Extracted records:
════

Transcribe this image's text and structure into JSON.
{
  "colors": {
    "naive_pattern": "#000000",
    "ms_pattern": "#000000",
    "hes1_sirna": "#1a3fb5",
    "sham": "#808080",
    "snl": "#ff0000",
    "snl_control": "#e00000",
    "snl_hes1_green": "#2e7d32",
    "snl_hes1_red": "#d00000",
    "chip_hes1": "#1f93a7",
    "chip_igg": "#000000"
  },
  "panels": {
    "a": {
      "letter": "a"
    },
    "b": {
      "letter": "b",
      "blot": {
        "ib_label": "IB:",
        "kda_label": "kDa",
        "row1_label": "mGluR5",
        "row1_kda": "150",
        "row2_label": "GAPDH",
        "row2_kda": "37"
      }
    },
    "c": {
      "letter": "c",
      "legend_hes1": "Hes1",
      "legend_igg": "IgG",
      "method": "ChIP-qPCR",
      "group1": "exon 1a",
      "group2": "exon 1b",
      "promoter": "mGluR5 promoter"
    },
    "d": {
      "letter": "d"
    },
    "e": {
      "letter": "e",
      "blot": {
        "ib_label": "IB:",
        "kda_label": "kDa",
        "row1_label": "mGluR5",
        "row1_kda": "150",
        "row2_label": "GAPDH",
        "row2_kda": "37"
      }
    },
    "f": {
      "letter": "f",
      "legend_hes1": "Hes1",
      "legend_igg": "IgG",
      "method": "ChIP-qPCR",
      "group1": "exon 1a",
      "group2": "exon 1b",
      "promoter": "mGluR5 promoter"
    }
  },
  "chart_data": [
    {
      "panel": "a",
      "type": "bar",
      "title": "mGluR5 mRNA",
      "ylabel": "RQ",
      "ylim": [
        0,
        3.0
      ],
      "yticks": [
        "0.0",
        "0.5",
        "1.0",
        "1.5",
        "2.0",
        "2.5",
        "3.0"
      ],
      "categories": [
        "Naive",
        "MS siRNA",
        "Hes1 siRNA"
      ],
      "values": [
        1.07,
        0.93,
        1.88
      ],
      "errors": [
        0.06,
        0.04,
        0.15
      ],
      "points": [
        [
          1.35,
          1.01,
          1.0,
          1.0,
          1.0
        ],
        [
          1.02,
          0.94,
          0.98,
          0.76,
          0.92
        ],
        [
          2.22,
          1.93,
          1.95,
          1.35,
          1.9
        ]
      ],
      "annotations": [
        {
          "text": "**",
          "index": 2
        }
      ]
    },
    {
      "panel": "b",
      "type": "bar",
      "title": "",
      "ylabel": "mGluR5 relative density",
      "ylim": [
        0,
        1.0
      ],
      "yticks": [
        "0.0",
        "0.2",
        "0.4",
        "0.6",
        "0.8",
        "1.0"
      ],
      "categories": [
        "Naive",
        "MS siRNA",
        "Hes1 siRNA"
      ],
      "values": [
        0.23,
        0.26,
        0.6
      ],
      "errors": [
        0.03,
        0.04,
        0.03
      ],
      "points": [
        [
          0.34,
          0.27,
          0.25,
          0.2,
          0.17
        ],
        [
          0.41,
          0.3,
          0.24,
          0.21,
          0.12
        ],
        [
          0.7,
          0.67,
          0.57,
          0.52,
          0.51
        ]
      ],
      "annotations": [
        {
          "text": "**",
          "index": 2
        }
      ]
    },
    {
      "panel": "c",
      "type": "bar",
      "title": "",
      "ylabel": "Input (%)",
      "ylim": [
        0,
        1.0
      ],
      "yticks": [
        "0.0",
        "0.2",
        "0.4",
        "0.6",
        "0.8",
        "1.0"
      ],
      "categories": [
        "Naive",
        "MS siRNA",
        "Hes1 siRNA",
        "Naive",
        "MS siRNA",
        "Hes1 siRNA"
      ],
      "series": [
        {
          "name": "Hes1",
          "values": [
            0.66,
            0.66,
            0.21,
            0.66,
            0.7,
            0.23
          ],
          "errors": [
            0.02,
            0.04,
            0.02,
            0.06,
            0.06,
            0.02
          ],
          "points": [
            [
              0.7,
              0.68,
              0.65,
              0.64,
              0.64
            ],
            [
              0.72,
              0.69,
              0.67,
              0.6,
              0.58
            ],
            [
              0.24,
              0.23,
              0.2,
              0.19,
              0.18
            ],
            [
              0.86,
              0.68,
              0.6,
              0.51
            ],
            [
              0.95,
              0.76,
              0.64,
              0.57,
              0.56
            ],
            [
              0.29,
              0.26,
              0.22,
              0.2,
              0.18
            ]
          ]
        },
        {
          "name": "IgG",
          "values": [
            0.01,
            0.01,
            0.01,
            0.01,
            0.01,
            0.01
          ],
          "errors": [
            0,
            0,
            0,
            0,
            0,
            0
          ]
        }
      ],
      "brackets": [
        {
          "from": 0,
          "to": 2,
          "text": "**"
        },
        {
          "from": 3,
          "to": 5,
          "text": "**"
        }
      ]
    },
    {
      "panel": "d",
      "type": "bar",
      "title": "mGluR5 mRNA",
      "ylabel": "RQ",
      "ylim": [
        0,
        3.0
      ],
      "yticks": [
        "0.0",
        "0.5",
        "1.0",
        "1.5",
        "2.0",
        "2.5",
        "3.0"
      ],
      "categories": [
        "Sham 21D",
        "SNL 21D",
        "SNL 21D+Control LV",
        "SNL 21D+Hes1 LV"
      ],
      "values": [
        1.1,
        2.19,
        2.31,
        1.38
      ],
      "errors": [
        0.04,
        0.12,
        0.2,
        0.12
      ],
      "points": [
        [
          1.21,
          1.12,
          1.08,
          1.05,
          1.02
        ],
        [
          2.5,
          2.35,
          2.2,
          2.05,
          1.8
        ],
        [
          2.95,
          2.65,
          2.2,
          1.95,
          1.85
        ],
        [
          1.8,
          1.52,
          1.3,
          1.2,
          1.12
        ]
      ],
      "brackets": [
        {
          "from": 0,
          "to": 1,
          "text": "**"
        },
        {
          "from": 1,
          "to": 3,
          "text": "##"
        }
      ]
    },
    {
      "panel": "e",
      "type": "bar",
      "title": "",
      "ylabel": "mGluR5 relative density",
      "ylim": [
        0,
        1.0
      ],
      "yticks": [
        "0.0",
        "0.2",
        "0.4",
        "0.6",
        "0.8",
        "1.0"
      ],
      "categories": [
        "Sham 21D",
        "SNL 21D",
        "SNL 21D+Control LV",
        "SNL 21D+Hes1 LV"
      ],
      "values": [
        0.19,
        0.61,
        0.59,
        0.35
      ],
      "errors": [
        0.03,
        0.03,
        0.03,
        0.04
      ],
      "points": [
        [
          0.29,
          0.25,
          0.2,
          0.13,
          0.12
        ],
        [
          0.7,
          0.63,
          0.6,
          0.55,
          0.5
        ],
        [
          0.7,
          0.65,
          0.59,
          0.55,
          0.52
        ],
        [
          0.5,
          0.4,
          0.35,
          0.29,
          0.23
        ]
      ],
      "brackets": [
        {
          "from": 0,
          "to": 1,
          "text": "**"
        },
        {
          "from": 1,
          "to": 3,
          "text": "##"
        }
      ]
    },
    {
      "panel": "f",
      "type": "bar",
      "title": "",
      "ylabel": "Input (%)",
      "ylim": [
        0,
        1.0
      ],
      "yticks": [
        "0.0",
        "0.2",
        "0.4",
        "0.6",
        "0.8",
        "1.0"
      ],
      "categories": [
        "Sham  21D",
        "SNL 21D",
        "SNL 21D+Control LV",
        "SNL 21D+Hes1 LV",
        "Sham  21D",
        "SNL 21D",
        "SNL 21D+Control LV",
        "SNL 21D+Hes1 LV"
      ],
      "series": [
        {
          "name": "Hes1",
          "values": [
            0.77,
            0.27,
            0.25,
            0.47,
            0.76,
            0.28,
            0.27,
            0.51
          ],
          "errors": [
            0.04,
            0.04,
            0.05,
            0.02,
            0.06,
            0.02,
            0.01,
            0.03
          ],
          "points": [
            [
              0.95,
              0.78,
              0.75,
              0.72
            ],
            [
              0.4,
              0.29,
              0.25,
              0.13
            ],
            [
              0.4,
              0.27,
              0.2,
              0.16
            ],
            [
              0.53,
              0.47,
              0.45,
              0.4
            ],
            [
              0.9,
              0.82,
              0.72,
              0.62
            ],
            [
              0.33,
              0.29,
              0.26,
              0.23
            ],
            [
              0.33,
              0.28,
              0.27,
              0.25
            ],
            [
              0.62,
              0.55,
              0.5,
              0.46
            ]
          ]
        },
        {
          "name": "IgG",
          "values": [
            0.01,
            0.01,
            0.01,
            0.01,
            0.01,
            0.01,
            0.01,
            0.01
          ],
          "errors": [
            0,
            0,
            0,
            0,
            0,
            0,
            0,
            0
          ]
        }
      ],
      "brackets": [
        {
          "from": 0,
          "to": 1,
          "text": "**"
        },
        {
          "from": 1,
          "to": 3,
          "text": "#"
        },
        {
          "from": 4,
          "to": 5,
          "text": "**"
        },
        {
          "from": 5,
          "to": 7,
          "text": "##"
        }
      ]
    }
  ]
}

════

Within the data above, how many lines include the string "letter"? Answer with the number by itself.

6